WRITTEN TASK: Where a line holds the word "name", copy that line.

Figure record listings:
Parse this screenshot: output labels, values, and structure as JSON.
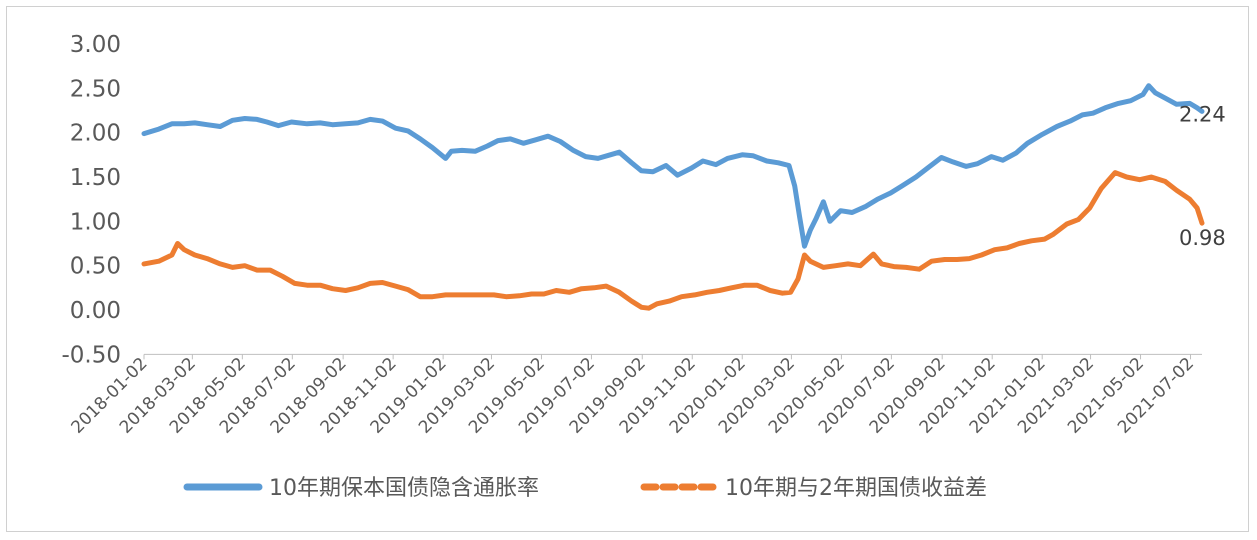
{
  "chart_data": {
    "type": "line",
    "title": "",
    "xlabel": "",
    "ylabel": "",
    "ylim": [
      -0.5,
      3.0
    ],
    "yticks": [
      "3.00",
      "2.50",
      "2.00",
      "1.50",
      "1.00",
      "0.50",
      "0.00",
      "-0.50"
    ],
    "xticks": [
      "2018-01-02",
      "2018-03-02",
      "2018-05-02",
      "2018-07-02",
      "2018-09-02",
      "2018-11-02",
      "2019-01-02",
      "2019-03-02",
      "2019-05-02",
      "2019-07-02",
      "2019-09-02",
      "2019-11-02",
      "2020-01-02",
      "2020-03-02",
      "2020-05-02",
      "2020-07-02",
      "2020-09-02",
      "2020-11-02",
      "2021-01-02",
      "2021-03-02",
      "2021-05-02",
      "2021-07-02"
    ],
    "grid": false,
    "legend_position": "bottom",
    "series": [
      {
        "name": "10年期保本国债隐含通胀率",
        "color": "#5B9BD5",
        "style": "solid",
        "end_label": "2.24",
        "points": [
          [
            "2018-01-02",
            1.99
          ],
          [
            "2018-01-20",
            2.04
          ],
          [
            "2018-02-05",
            2.1
          ],
          [
            "2018-02-20",
            2.1
          ],
          [
            "2018-03-05",
            2.11
          ],
          [
            "2018-03-20",
            2.09
          ],
          [
            "2018-04-05",
            2.07
          ],
          [
            "2018-04-20",
            2.14
          ],
          [
            "2018-05-05",
            2.16
          ],
          [
            "2018-05-20",
            2.15
          ],
          [
            "2018-06-01",
            2.12
          ],
          [
            "2018-06-15",
            2.08
          ],
          [
            "2018-07-01",
            2.12
          ],
          [
            "2018-07-20",
            2.1
          ],
          [
            "2018-08-05",
            2.11
          ],
          [
            "2018-08-20",
            2.09
          ],
          [
            "2018-09-05",
            2.1
          ],
          [
            "2018-09-20",
            2.11
          ],
          [
            "2018-10-05",
            2.15
          ],
          [
            "2018-10-20",
            2.13
          ],
          [
            "2018-11-05",
            2.05
          ],
          [
            "2018-11-20",
            2.02
          ],
          [
            "2018-12-05",
            1.93
          ],
          [
            "2018-12-20",
            1.83
          ],
          [
            "2019-01-05",
            1.71
          ],
          [
            "2019-01-12",
            1.79
          ],
          [
            "2019-01-25",
            1.8
          ],
          [
            "2019-02-10",
            1.79
          ],
          [
            "2019-02-25",
            1.85
          ],
          [
            "2019-03-10",
            1.91
          ],
          [
            "2019-03-25",
            1.93
          ],
          [
            "2019-04-10",
            1.88
          ],
          [
            "2019-04-25",
            1.92
          ],
          [
            "2019-05-10",
            1.96
          ],
          [
            "2019-05-25",
            1.9
          ],
          [
            "2019-06-10",
            1.8
          ],
          [
            "2019-06-25",
            1.73
          ],
          [
            "2019-07-10",
            1.71
          ],
          [
            "2019-07-25",
            1.75
          ],
          [
            "2019-08-05",
            1.78
          ],
          [
            "2019-08-20",
            1.66
          ],
          [
            "2019-09-01",
            1.57
          ],
          [
            "2019-09-15",
            1.56
          ],
          [
            "2019-10-01",
            1.63
          ],
          [
            "2019-10-15",
            1.52
          ],
          [
            "2019-11-01",
            1.6
          ],
          [
            "2019-11-15",
            1.68
          ],
          [
            "2019-12-01",
            1.64
          ],
          [
            "2019-12-15",
            1.71
          ],
          [
            "2020-01-02",
            1.75
          ],
          [
            "2020-01-15",
            1.74
          ],
          [
            "2020-02-01",
            1.68
          ],
          [
            "2020-02-15",
            1.66
          ],
          [
            "2020-02-28",
            1.63
          ],
          [
            "2020-03-06",
            1.4
          ],
          [
            "2020-03-12",
            1.05
          ],
          [
            "2020-03-18",
            0.72
          ],
          [
            "2020-03-25",
            0.9
          ],
          [
            "2020-04-01",
            1.03
          ],
          [
            "2020-04-10",
            1.22
          ],
          [
            "2020-04-18",
            1.0
          ],
          [
            "2020-05-01",
            1.12
          ],
          [
            "2020-05-15",
            1.1
          ],
          [
            "2020-06-01",
            1.17
          ],
          [
            "2020-06-15",
            1.25
          ],
          [
            "2020-07-01",
            1.32
          ],
          [
            "2020-07-15",
            1.4
          ],
          [
            "2020-08-01",
            1.5
          ],
          [
            "2020-08-15",
            1.6
          ],
          [
            "2020-09-01",
            1.72
          ],
          [
            "2020-09-15",
            1.67
          ],
          [
            "2020-10-01",
            1.62
          ],
          [
            "2020-10-15",
            1.65
          ],
          [
            "2020-11-01",
            1.73
          ],
          [
            "2020-11-15",
            1.69
          ],
          [
            "2020-12-01",
            1.77
          ],
          [
            "2020-12-15",
            1.88
          ],
          [
            "2021-01-02",
            1.98
          ],
          [
            "2021-01-20",
            2.07
          ],
          [
            "2021-02-05",
            2.13
          ],
          [
            "2021-02-20",
            2.2
          ],
          [
            "2021-03-05",
            2.22
          ],
          [
            "2021-03-20",
            2.28
          ],
          [
            "2021-04-05",
            2.33
          ],
          [
            "2021-04-20",
            2.36
          ],
          [
            "2021-05-05",
            2.43
          ],
          [
            "2021-05-12",
            2.53
          ],
          [
            "2021-05-20",
            2.45
          ],
          [
            "2021-06-01",
            2.39
          ],
          [
            "2021-06-15",
            2.32
          ],
          [
            "2021-07-01",
            2.33
          ],
          [
            "2021-07-10",
            2.28
          ],
          [
            "2021-07-16",
            2.24
          ]
        ]
      },
      {
        "name": "10年期与2年期国债收益差",
        "color": "#ED7D31",
        "style": "dashed",
        "end_label": "0.98",
        "points": [
          [
            "2018-01-02",
            0.52
          ],
          [
            "2018-01-20",
            0.55
          ],
          [
            "2018-02-05",
            0.62
          ],
          [
            "2018-02-12",
            0.75
          ],
          [
            "2018-02-20",
            0.68
          ],
          [
            "2018-03-05",
            0.62
          ],
          [
            "2018-03-20",
            0.58
          ],
          [
            "2018-04-05",
            0.52
          ],
          [
            "2018-04-20",
            0.48
          ],
          [
            "2018-05-05",
            0.5
          ],
          [
            "2018-05-20",
            0.45
          ],
          [
            "2018-06-05",
            0.45
          ],
          [
            "2018-06-20",
            0.38
          ],
          [
            "2018-07-05",
            0.3
          ],
          [
            "2018-07-20",
            0.28
          ],
          [
            "2018-08-05",
            0.28
          ],
          [
            "2018-08-20",
            0.24
          ],
          [
            "2018-09-05",
            0.22
          ],
          [
            "2018-09-20",
            0.25
          ],
          [
            "2018-10-05",
            0.3
          ],
          [
            "2018-10-20",
            0.31
          ],
          [
            "2018-11-05",
            0.27
          ],
          [
            "2018-11-20",
            0.23
          ],
          [
            "2018-12-05",
            0.15
          ],
          [
            "2018-12-20",
            0.15
          ],
          [
            "2019-01-05",
            0.17
          ],
          [
            "2019-01-20",
            0.17
          ],
          [
            "2019-02-05",
            0.17
          ],
          [
            "2019-02-20",
            0.17
          ],
          [
            "2019-03-05",
            0.17
          ],
          [
            "2019-03-20",
            0.15
          ],
          [
            "2019-04-05",
            0.16
          ],
          [
            "2019-04-20",
            0.18
          ],
          [
            "2019-05-05",
            0.18
          ],
          [
            "2019-05-20",
            0.22
          ],
          [
            "2019-06-05",
            0.2
          ],
          [
            "2019-06-20",
            0.24
          ],
          [
            "2019-07-05",
            0.25
          ],
          [
            "2019-07-20",
            0.27
          ],
          [
            "2019-08-05",
            0.2
          ],
          [
            "2019-08-20",
            0.1
          ],
          [
            "2019-09-01",
            0.03
          ],
          [
            "2019-09-10",
            0.02
          ],
          [
            "2019-09-20",
            0.07
          ],
          [
            "2019-10-05",
            0.1
          ],
          [
            "2019-10-20",
            0.15
          ],
          [
            "2019-11-05",
            0.17
          ],
          [
            "2019-11-20",
            0.2
          ],
          [
            "2019-12-05",
            0.22
          ],
          [
            "2019-12-20",
            0.25
          ],
          [
            "2020-01-05",
            0.28
          ],
          [
            "2020-01-20",
            0.28
          ],
          [
            "2020-02-05",
            0.22
          ],
          [
            "2020-02-20",
            0.19
          ],
          [
            "2020-03-01",
            0.2
          ],
          [
            "2020-03-10",
            0.35
          ],
          [
            "2020-03-18",
            0.62
          ],
          [
            "2020-03-25",
            0.55
          ],
          [
            "2020-04-10",
            0.48
          ],
          [
            "2020-04-25",
            0.5
          ],
          [
            "2020-05-10",
            0.52
          ],
          [
            "2020-05-25",
            0.5
          ],
          [
            "2020-06-10",
            0.63
          ],
          [
            "2020-06-20",
            0.52
          ],
          [
            "2020-07-05",
            0.49
          ],
          [
            "2020-07-20",
            0.48
          ],
          [
            "2020-08-05",
            0.46
          ],
          [
            "2020-08-20",
            0.55
          ],
          [
            "2020-09-05",
            0.57
          ],
          [
            "2020-09-20",
            0.57
          ],
          [
            "2020-10-05",
            0.58
          ],
          [
            "2020-10-20",
            0.62
          ],
          [
            "2020-11-05",
            0.68
          ],
          [
            "2020-11-20",
            0.7
          ],
          [
            "2020-12-05",
            0.75
          ],
          [
            "2020-12-20",
            0.78
          ],
          [
            "2021-01-05",
            0.8
          ],
          [
            "2021-01-15",
            0.85
          ],
          [
            "2021-02-01",
            0.97
          ],
          [
            "2021-02-15",
            1.02
          ],
          [
            "2021-03-01",
            1.15
          ],
          [
            "2021-03-15",
            1.37
          ],
          [
            "2021-04-01",
            1.55
          ],
          [
            "2021-04-15",
            1.5
          ],
          [
            "2021-05-01",
            1.47
          ],
          [
            "2021-05-15",
            1.5
          ],
          [
            "2021-06-01",
            1.45
          ],
          [
            "2021-06-15",
            1.35
          ],
          [
            "2021-07-01",
            1.25
          ],
          [
            "2021-07-10",
            1.15
          ],
          [
            "2021-07-16",
            0.98
          ]
        ]
      }
    ]
  }
}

TASK RESPONSE:
        "name": "10年期保本国债隐含通胀率",
        "name": "10年期与2年期国债收益差",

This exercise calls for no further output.